Dataset listings of figures
****

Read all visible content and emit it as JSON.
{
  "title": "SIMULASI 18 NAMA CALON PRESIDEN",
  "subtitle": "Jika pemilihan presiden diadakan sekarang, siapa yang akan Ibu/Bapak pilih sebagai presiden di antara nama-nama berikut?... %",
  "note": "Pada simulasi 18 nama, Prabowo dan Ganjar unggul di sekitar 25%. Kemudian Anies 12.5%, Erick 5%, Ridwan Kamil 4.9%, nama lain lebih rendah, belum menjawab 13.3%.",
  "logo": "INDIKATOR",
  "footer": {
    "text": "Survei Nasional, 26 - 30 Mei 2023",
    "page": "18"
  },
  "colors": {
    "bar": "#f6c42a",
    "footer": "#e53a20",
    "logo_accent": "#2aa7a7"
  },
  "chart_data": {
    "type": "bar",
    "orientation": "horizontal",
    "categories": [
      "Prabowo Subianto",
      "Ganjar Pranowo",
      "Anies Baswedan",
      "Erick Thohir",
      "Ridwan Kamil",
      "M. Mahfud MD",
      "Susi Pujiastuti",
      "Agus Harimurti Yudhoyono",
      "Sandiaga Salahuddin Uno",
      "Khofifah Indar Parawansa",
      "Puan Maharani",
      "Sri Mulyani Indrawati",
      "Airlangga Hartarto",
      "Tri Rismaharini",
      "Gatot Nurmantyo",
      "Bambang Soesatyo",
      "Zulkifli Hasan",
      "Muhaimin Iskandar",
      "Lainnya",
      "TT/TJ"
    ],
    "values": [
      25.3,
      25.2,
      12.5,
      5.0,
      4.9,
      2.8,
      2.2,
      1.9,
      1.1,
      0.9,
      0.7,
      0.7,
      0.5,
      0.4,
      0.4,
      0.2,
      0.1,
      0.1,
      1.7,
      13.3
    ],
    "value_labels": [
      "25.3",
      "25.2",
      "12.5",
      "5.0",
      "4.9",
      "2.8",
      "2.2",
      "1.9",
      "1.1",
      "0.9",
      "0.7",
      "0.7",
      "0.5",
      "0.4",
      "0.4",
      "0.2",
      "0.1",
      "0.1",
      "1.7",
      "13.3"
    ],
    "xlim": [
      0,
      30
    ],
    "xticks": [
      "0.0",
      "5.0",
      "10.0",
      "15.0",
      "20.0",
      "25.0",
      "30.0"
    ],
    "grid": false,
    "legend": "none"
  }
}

****

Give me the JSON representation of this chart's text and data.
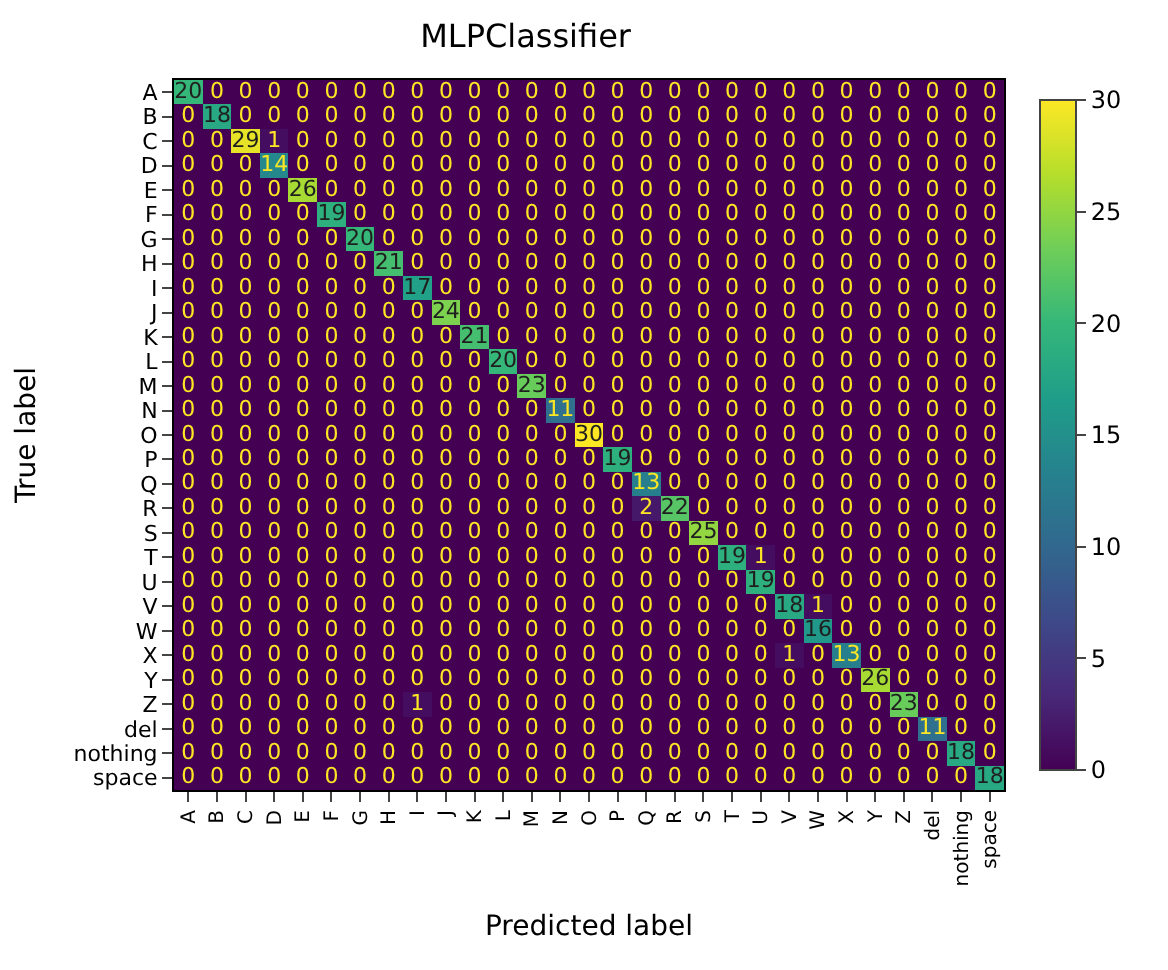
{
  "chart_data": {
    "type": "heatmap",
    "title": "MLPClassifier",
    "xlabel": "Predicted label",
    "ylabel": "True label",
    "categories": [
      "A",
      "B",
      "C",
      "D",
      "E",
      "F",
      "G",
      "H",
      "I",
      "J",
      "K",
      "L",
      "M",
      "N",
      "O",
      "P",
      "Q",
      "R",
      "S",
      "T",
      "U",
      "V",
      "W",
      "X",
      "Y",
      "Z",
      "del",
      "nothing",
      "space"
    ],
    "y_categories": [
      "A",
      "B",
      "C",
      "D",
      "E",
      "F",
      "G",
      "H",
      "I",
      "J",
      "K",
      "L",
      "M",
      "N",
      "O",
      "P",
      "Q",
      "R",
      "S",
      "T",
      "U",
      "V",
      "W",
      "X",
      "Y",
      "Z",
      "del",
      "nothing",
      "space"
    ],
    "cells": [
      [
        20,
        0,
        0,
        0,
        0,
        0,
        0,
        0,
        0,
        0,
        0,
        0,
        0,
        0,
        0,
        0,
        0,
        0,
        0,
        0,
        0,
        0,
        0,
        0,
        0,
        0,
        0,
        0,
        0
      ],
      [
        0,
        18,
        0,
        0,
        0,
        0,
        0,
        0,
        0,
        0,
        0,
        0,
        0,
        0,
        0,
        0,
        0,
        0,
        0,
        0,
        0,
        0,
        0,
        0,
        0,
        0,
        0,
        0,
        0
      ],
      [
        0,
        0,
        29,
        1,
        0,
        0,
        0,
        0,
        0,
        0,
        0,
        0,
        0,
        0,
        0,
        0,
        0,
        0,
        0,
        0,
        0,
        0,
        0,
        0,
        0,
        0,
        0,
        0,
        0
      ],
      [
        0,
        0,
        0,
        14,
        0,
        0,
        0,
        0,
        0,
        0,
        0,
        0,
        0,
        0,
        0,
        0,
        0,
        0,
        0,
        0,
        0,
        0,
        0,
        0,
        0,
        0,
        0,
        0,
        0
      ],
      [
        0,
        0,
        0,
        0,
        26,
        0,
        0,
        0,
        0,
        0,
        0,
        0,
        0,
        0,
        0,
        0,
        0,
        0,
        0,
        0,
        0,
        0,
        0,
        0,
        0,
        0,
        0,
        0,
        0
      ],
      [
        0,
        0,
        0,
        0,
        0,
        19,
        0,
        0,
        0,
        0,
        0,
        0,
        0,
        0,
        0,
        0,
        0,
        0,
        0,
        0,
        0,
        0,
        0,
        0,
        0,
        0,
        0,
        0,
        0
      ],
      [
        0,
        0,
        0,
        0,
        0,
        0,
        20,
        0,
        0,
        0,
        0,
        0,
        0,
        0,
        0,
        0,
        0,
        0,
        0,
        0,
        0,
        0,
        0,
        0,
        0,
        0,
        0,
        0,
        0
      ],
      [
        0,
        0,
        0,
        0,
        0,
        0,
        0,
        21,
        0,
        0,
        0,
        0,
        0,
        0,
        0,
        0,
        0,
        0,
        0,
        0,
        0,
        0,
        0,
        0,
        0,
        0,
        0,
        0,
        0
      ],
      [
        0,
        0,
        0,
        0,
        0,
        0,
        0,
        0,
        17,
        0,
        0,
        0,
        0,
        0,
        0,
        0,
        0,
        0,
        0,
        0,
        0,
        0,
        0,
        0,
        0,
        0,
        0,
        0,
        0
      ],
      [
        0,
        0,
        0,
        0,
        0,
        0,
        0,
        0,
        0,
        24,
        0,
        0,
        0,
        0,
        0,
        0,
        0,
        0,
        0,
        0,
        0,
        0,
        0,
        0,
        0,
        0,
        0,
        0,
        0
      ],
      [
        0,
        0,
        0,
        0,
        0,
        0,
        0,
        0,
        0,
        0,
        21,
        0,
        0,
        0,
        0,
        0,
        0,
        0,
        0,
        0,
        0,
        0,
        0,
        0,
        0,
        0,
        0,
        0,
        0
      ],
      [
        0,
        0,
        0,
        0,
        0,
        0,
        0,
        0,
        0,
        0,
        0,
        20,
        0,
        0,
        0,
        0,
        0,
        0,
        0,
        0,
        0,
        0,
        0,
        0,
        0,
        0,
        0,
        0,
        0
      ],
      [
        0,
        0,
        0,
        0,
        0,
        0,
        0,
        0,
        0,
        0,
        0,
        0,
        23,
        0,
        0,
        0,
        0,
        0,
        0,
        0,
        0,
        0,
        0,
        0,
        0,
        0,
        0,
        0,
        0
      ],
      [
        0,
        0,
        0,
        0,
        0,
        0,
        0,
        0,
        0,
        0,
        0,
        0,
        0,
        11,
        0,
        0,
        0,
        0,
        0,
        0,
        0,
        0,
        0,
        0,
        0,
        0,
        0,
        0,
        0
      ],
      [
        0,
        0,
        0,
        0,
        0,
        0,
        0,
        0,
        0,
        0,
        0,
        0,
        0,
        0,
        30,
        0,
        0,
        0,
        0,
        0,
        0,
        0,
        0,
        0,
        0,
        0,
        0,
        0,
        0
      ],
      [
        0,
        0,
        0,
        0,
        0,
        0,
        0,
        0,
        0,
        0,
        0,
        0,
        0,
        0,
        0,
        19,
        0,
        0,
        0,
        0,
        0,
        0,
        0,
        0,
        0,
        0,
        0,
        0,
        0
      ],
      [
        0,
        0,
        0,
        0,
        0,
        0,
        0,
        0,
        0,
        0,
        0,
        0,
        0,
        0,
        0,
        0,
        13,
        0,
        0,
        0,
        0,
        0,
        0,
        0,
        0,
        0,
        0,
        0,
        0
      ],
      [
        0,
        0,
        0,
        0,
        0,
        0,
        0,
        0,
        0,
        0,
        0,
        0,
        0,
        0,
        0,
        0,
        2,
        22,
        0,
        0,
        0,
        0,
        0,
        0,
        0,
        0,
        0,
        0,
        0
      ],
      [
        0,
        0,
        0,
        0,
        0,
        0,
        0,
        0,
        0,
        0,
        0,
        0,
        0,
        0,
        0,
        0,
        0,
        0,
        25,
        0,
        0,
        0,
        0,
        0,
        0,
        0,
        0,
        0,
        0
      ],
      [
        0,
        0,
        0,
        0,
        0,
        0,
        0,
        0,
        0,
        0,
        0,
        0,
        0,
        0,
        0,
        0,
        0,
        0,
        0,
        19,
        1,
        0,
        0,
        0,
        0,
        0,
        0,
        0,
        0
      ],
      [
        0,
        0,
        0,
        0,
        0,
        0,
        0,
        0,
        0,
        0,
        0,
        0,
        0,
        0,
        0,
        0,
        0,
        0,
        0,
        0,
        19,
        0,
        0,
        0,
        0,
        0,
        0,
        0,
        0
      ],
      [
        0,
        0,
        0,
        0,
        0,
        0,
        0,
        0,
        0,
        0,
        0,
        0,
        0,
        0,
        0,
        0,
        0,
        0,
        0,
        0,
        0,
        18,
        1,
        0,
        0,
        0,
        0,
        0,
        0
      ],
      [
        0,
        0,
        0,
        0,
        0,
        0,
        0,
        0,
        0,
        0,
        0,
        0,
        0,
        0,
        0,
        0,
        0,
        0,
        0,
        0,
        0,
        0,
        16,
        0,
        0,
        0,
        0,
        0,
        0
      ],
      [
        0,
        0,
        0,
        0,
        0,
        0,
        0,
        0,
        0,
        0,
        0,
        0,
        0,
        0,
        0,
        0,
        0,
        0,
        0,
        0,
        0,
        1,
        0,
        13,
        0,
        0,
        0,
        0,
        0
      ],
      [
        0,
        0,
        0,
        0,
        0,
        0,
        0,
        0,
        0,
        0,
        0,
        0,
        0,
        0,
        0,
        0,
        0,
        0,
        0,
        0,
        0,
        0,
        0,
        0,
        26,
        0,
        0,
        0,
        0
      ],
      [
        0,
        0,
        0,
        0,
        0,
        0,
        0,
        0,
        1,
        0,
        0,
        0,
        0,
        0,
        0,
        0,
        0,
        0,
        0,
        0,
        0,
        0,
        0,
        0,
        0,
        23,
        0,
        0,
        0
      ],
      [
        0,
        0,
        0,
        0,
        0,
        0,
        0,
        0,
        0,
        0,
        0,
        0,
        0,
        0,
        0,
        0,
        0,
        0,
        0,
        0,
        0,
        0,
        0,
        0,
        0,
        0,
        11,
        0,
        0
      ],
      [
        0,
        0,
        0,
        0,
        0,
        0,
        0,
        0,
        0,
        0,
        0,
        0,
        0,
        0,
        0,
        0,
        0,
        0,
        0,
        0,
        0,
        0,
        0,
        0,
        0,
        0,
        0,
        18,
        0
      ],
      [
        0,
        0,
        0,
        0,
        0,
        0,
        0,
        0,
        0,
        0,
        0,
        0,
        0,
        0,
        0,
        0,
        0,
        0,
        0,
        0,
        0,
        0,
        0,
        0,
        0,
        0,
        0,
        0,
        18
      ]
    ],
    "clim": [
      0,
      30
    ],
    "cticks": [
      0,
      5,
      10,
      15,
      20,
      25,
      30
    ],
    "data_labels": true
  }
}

****

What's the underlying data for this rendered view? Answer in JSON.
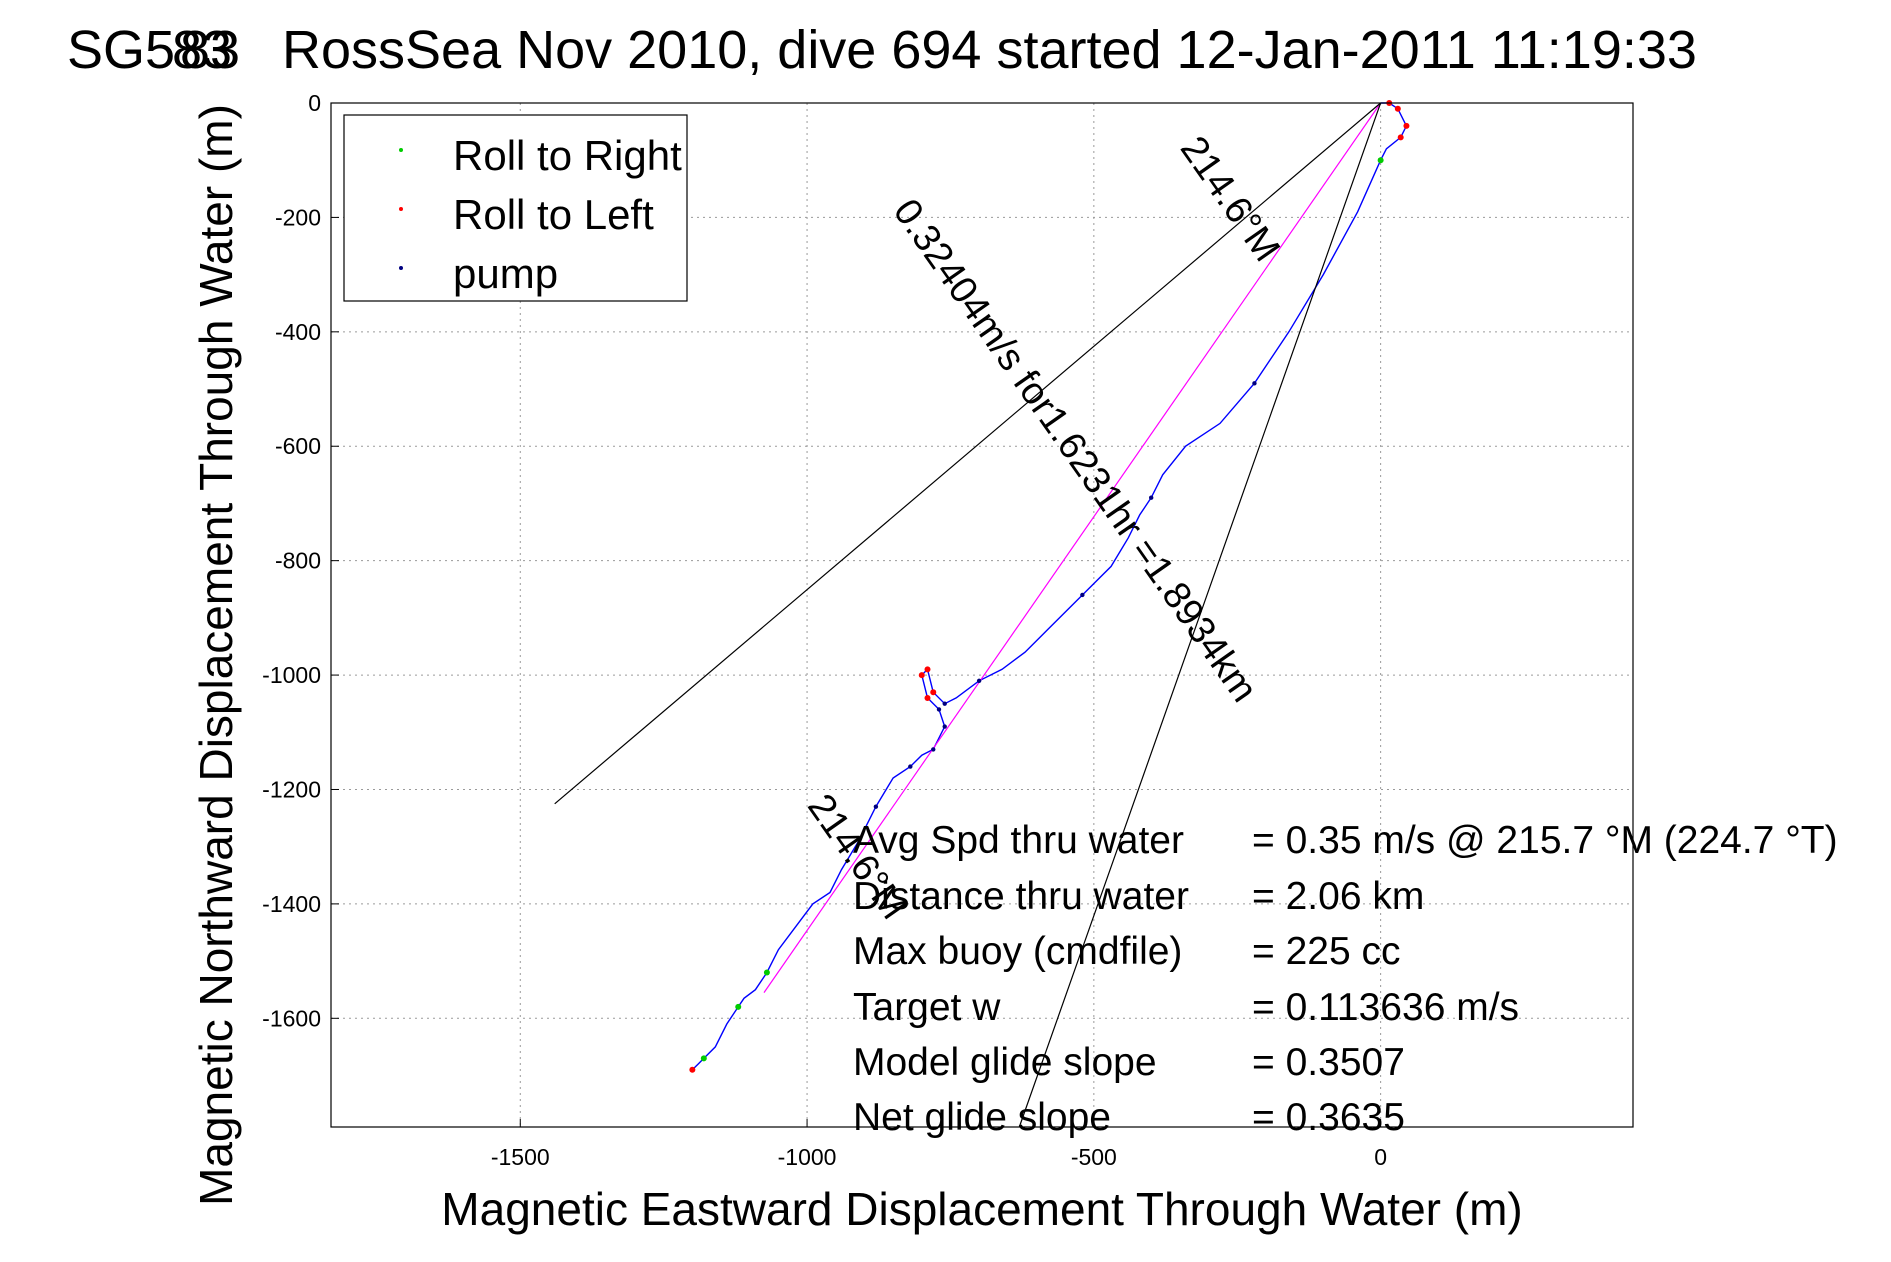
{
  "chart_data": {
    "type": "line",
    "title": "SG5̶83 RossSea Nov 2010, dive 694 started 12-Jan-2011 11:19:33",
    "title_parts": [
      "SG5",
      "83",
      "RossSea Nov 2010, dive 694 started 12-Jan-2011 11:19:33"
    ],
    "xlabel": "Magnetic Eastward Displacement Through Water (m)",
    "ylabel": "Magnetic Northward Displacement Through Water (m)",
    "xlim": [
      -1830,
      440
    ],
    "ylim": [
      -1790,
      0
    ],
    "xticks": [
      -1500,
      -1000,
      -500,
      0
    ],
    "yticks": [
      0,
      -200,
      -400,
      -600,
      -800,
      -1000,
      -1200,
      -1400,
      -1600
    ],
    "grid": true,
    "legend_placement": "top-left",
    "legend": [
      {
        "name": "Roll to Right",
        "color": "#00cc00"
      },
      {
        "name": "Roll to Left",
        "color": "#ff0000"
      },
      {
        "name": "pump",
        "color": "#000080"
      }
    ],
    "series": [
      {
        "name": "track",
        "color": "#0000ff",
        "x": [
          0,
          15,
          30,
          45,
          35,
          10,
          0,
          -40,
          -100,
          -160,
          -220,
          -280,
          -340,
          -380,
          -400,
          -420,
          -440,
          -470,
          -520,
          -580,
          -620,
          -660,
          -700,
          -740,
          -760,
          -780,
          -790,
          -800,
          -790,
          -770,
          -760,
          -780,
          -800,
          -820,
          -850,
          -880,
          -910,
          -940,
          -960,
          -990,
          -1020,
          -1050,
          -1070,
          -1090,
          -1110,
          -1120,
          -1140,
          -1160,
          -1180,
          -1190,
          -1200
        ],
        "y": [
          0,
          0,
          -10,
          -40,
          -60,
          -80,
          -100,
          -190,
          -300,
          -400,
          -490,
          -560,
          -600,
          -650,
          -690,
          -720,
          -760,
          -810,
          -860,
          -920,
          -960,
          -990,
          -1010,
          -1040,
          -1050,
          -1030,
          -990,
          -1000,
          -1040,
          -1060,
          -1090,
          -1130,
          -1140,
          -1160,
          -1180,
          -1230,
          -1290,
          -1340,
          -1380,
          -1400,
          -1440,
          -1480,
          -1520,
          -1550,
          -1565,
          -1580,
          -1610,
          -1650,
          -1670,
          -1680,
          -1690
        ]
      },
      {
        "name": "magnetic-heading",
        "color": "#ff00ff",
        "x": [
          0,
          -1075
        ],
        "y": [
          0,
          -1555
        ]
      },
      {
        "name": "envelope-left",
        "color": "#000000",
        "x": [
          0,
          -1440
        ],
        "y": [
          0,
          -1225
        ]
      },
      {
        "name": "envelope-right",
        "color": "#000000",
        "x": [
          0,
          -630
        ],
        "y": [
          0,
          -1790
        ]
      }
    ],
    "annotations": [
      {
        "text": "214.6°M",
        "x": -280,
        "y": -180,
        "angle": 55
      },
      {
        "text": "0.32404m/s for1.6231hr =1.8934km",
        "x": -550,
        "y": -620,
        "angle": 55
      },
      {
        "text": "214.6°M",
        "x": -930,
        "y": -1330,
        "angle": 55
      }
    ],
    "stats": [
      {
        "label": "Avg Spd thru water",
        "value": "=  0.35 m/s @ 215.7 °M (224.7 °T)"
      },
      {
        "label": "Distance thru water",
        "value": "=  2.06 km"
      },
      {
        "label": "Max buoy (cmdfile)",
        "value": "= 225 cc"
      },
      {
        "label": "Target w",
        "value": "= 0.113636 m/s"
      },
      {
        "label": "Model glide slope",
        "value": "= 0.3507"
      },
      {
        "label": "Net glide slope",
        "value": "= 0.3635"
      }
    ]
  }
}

****

Read the lines above. Gather those in which the string "this" is found.

Give me the JSON representation of this chart's text and data.
What's the underlying data for this rendered view? Answer in JSON.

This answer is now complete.